Objective
Reproduce the records below in full and exactly, without their images.
### Materials provided
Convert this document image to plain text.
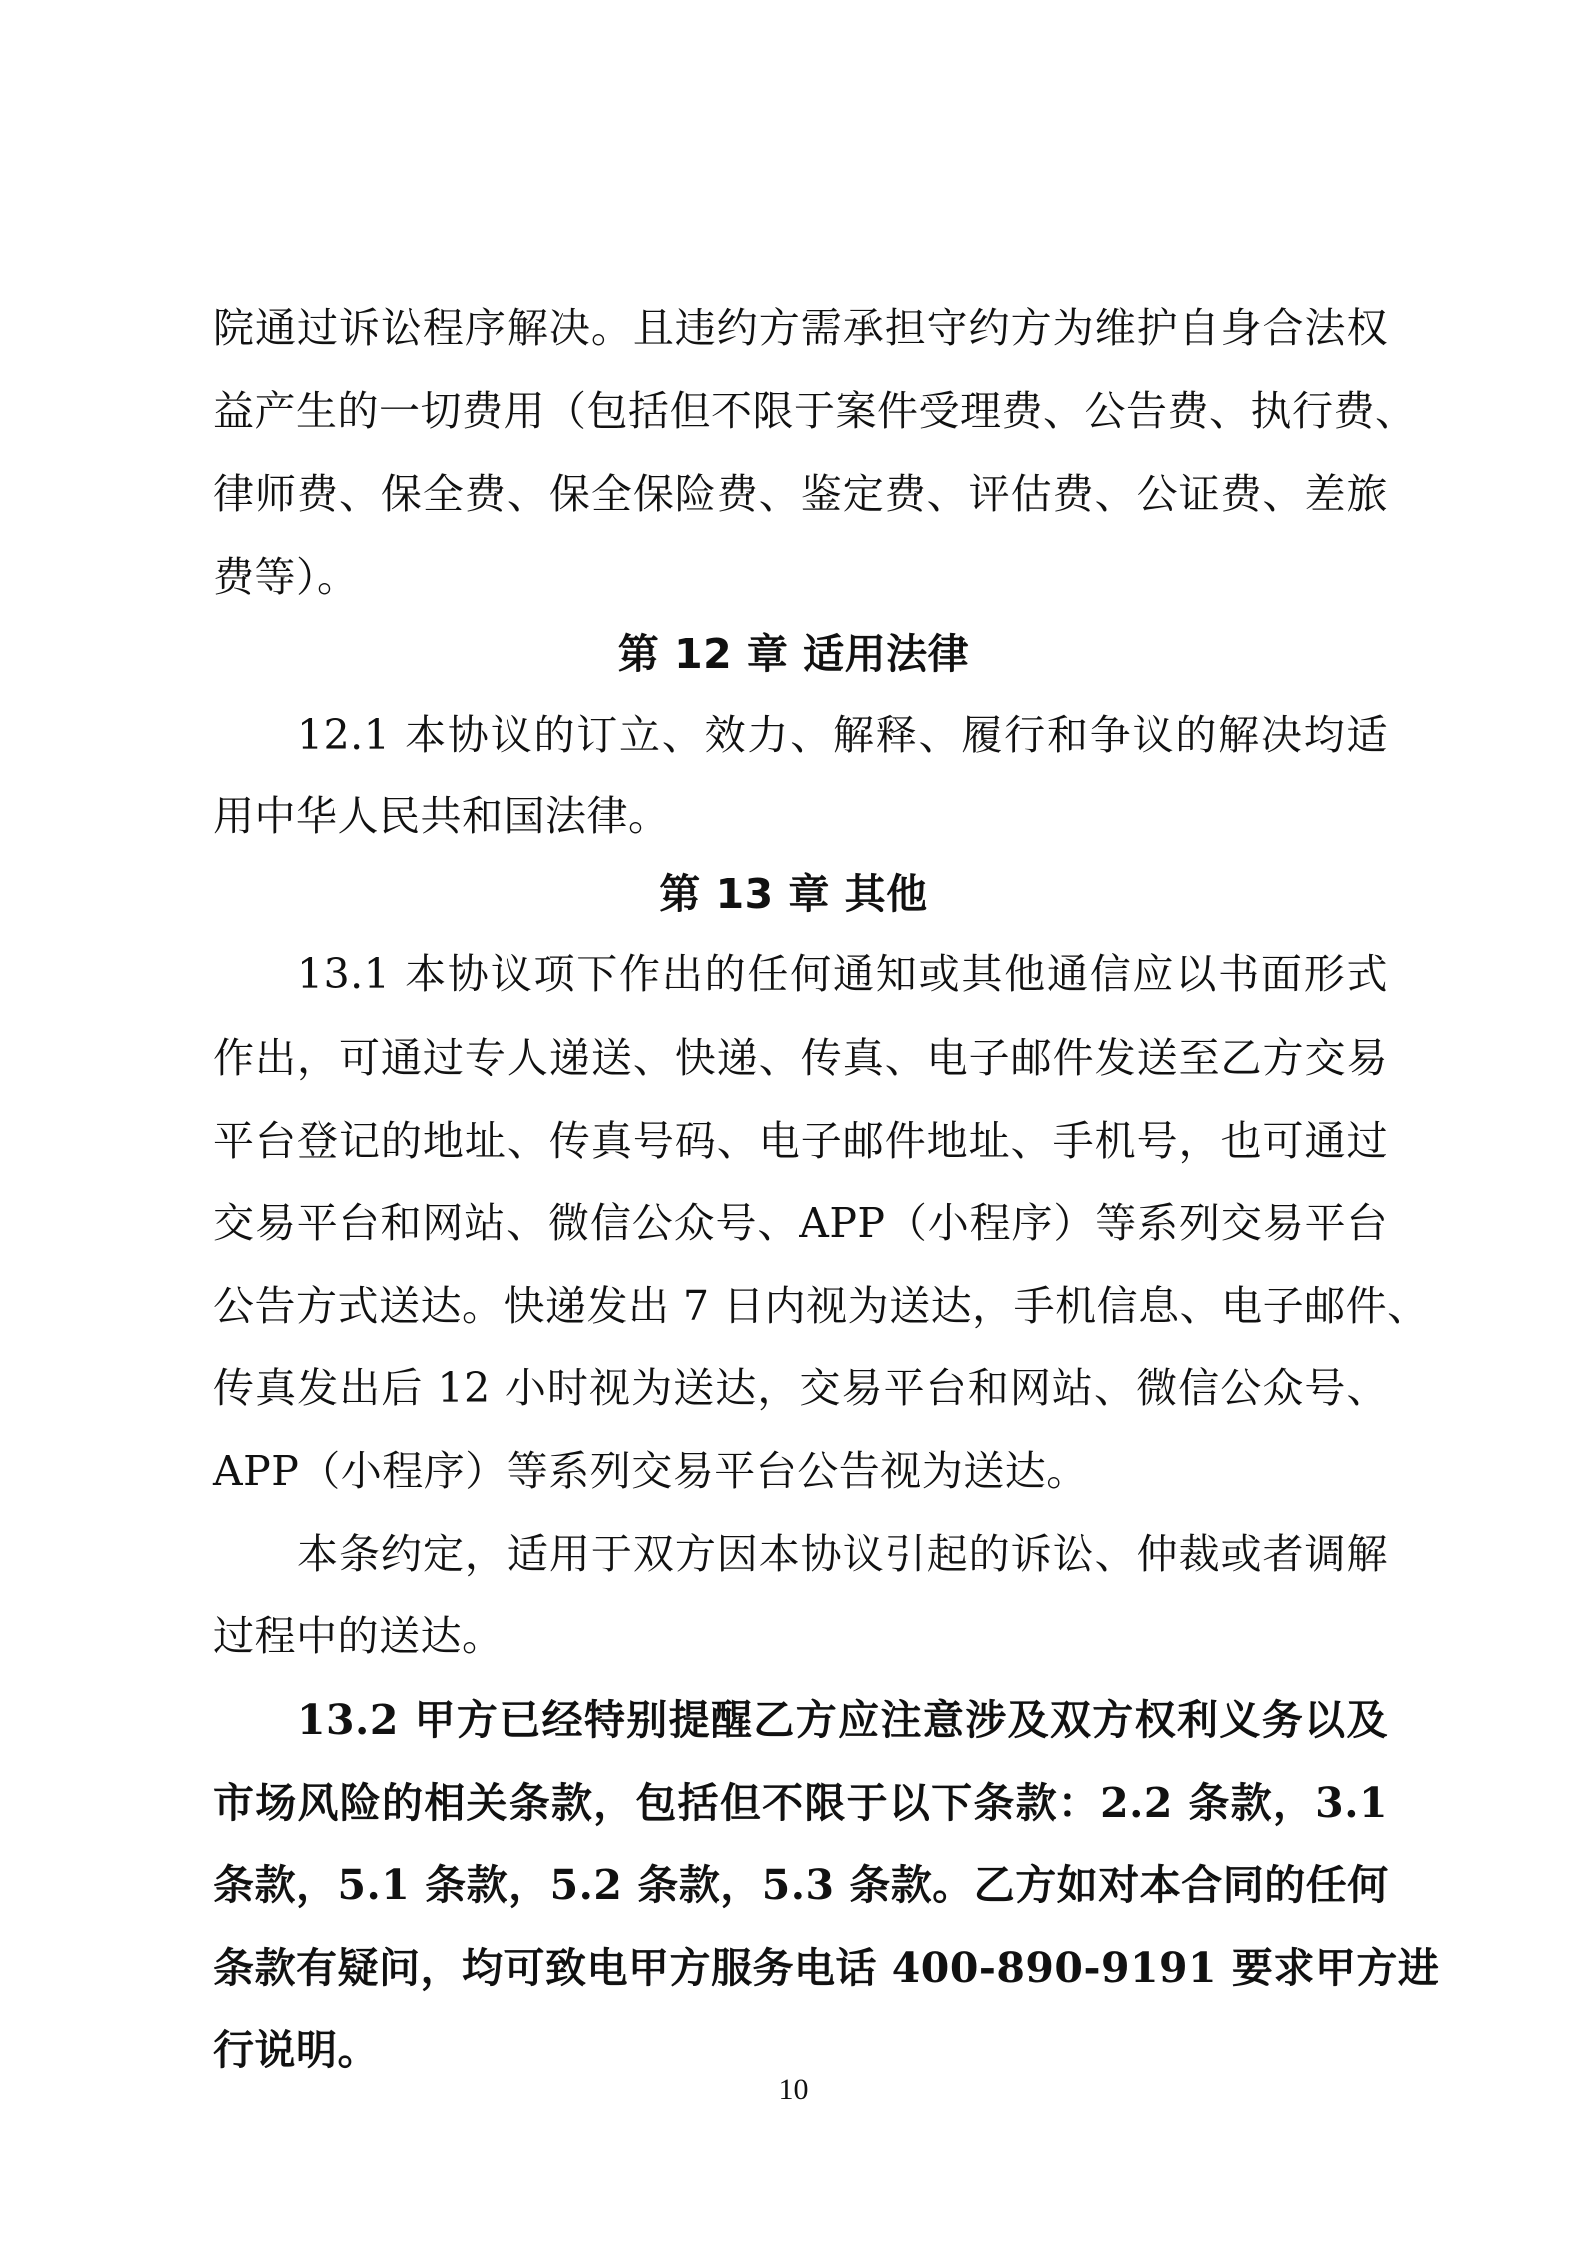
院通过诉讼程序解决。且违约方需承担守约方为维护自身合法权
益产生的一切费用（包括但不限于案件受理费、公告费、执行费、
律师费、保全费、保全保险费、鉴定费、评估费、公证费、差旅
费等）。
第 12 章 适用法律
12.1 本协议的订立、效力、解释、履行和争议的解决均适
用中华人民共和国法律。
第 13 章 其他
13.1 本协议项下作出的任何通知或其他通信应以书面形式
作出，可通过专人递送、快递、传真、电子邮件发送至乙方交易
平台登记的地址、传真号码、电子邮件地址、手机号，也可通过
交易平台和网站、微信公众号、APP（小程序）等系列交易平台
公告方式送达。快递发出 7 日内视为送达，手机信息、电子邮件、
传真发出后 12 小时视为送达，交易平台和网站、微信公众号、
APP（小程序）等系列交易平台公告视为送达。
本条约定，适用于双方因本协议引起的诉讼、仲裁或者调解
过程中的送达。
13.2 甲方已经特别提醒乙方应注意涉及双方权利义务以及
市场风险的相关条款，包括但不限于以下条款：2.2 条款，3.1
条款，5.1 条款，5.2 条款，5.3 条款。乙方如对本合同的任何
条款有疑问，均可致电甲方服务电话 400-890-9191 要求甲方进
行说明。
10
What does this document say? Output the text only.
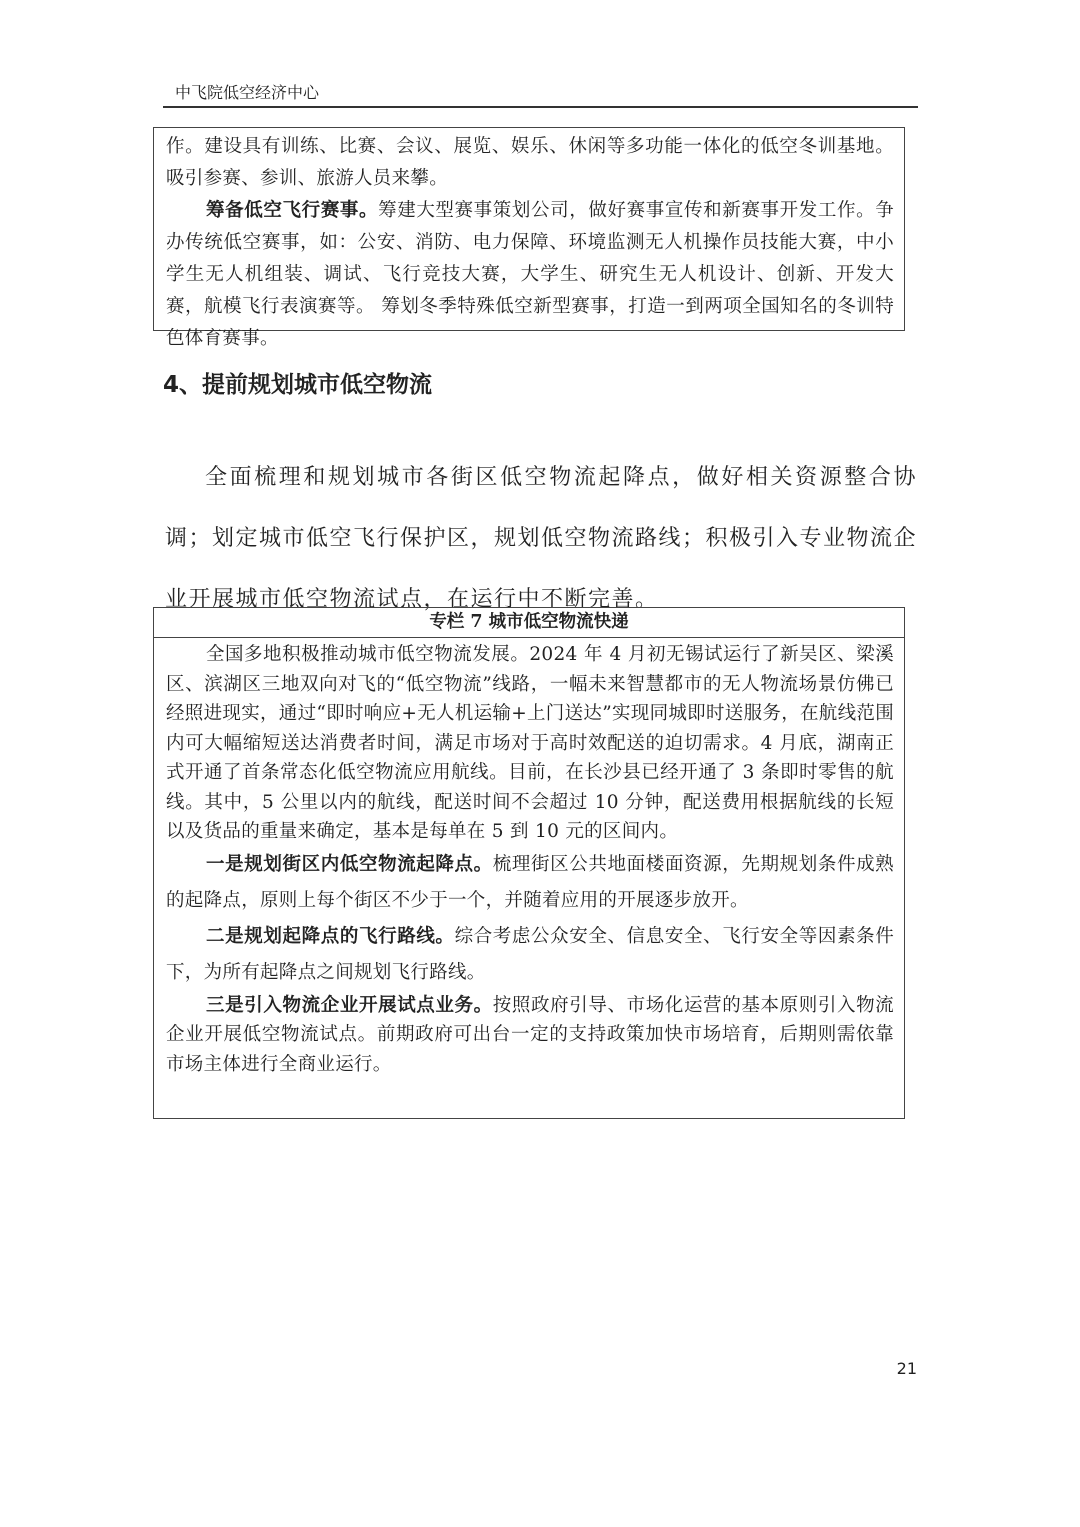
中飞院低空经济中心

作。建设具有训练、比赛、会议、展览、娱乐、休闲等多功能一体化的低空冬训基地。吸引参赛、参训、旅游人员来攀。

筹备低空飞行赛事。筹建大型赛事策划公司，做好赛事宣传和新赛事开发工作。争办传统低空赛事，如：公安、消防、电力保障、环境监测无人机操作员技能大赛，中小学生无人机组装、调试、飞行竞技大赛，大学生、研究生无人机设计、创新、开发大赛，航模飞行表演赛等。 筹划冬季特殊低空新型赛事，打造一到两项全国知名的冬训特色体育赛事。

4、提前规划城市低空物流

全面梳理和规划城市各街区低空物流起降点，做好相关资源整合协调；划定城市低空飞行保护区，规划低空物流路线；积极引入专业物流企业开展城市低空物流试点，在运行中不断完善。

专栏 7 城市低空物流快递

全国多地积极推动城市低空物流发展。2024 年 4 月初无锡试运行了新吴区、梁溪区、滨湖区三地双向对飞的“低空物流”线路，一幅未来智慧都市的无人物流场景仿佛已经照进现实，通过“即时响应+无人机运输+上门送达”实现同城即时送服务，在航线范围内可大幅缩短送达消费者时间，满足市场对于高时效配送的迫切需求。4 月底，湖南正式开通了首条常态化低空物流应用航线。目前，在长沙县已经开通了 3 条即时零售的航线。其中，5 公里以内的航线，配送时间不会超过 10 分钟，配送费用根据航线的长短以及货品的重量来确定，基本是每单在 5 到 10 元的区间内。

一是规划街区内低空物流起降点。梳理街区公共地面楼面资源，先期规划条件成熟的起降点，原则上每个街区不少于一个，并随着应用的开展逐步放开。

二是规划起降点的飞行路线。综合考虑公众安全、信息安全、飞行安全等因素条件下，为所有起降点之间规划飞行路线。

三是引入物流企业开展试点业务。按照政府引导、市场化运营的基本原则引入物流企业开展低空物流试点。前期政府可出台一定的支持政策加快市场培育，后期则需依靠市场主体进行全商业运行。

21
######
Exercise answer
Convert this document image to plain text.
院通过诉讼程序解决。且违约方需承担守约方为维护自身合法权
益产生的一切费用（包括但不限于案件受理费、公告费、执行费、
律师费、保全费、保全保险费、鉴定费、评估费、公证费、差旅
费等）。
第 12 章 适用法律
12.1 本协议的订立、效力、解释、履行和争议的解决均适
用中华人民共和国法律。
第 13 章 其他
13.1 本协议项下作出的任何通知或其他通信应以书面形式
作出，可通过专人递送、快递、传真、电子邮件发送至乙方交易
平台登记的地址、传真号码、电子邮件地址、手机号，也可通过
交易平台和网站、微信公众号、APP（小程序）等系列交易平台
公告方式送达。快递发出 7 日内视为送达，手机信息、电子邮件、
传真发出后 12 小时视为送达，交易平台和网站、微信公众号、
APP（小程序）等系列交易平台公告视为送达。
本条约定，适用于双方因本协议引起的诉讼、仲裁或者调解
过程中的送达。
13.2 甲方已经特别提醒乙方应注意涉及双方权利义务以及
市场风险的相关条款，包括但不限于以下条款：2.2 条款，3.1
条款，5.1 条款，5.2 条款，5.3 条款。乙方如对本合同的任何
条款有疑问，均可致电甲方服务电话 400-890-9191 要求甲方进
行说明。
10
What does this document say? Output the text only.
中飞院低空经济中心

作。建设具有训练、比赛、会议、展览、娱乐、休闲等多功能一体化的低空冬训基地。吸引参赛、参训、旅游人员来攀。

筹备低空飞行赛事。筹建大型赛事策划公司，做好赛事宣传和新赛事开发工作。争办传统低空赛事，如：公安、消防、电力保障、环境监测无人机操作员技能大赛，中小学生无人机组装、调试、飞行竞技大赛，大学生、研究生无人机设计、创新、开发大赛，航模飞行表演赛等。 筹划冬季特殊低空新型赛事，打造一到两项全国知名的冬训特色体育赛事。

4、提前规划城市低空物流

全面梳理和规划城市各街区低空物流起降点，做好相关资源整合协调；划定城市低空飞行保护区，规划低空物流路线；积极引入专业物流企业开展城市低空物流试点，在运行中不断完善。

专栏 7 城市低空物流快递

全国多地积极推动城市低空物流发展。2024 年 4 月初无锡试运行了新吴区、梁溪区、滨湖区三地双向对飞的“低空物流”线路，一幅未来智慧都市的无人物流场景仿佛已经照进现实，通过“即时响应+无人机运输+上门送达”实现同城即时送服务，在航线范围内可大幅缩短送达消费者时间，满足市场对于高时效配送的迫切需求。4 月底，湖南正式开通了首条常态化低空物流应用航线。目前，在长沙县已经开通了 3 条即时零售的航线。其中，5 公里以内的航线，配送时间不会超过 10 分钟，配送费用根据航线的长短以及货品的重量来确定，基本是每单在 5 到 10 元的区间内。

一是规划街区内低空物流起降点。梳理街区公共地面楼面资源，先期规划条件成熟的起降点，原则上每个街区不少于一个，并随着应用的开展逐步放开。

二是规划起降点的飞行路线。综合考虑公众安全、信息安全、飞行安全等因素条件下，为所有起降点之间规划飞行路线。

三是引入物流企业开展试点业务。按照政府引导、市场化运营的基本原则引入物流企业开展低空物流试点。前期政府可出台一定的支持政策加快市场培育，后期则需依靠市场主体进行全商业运行。

21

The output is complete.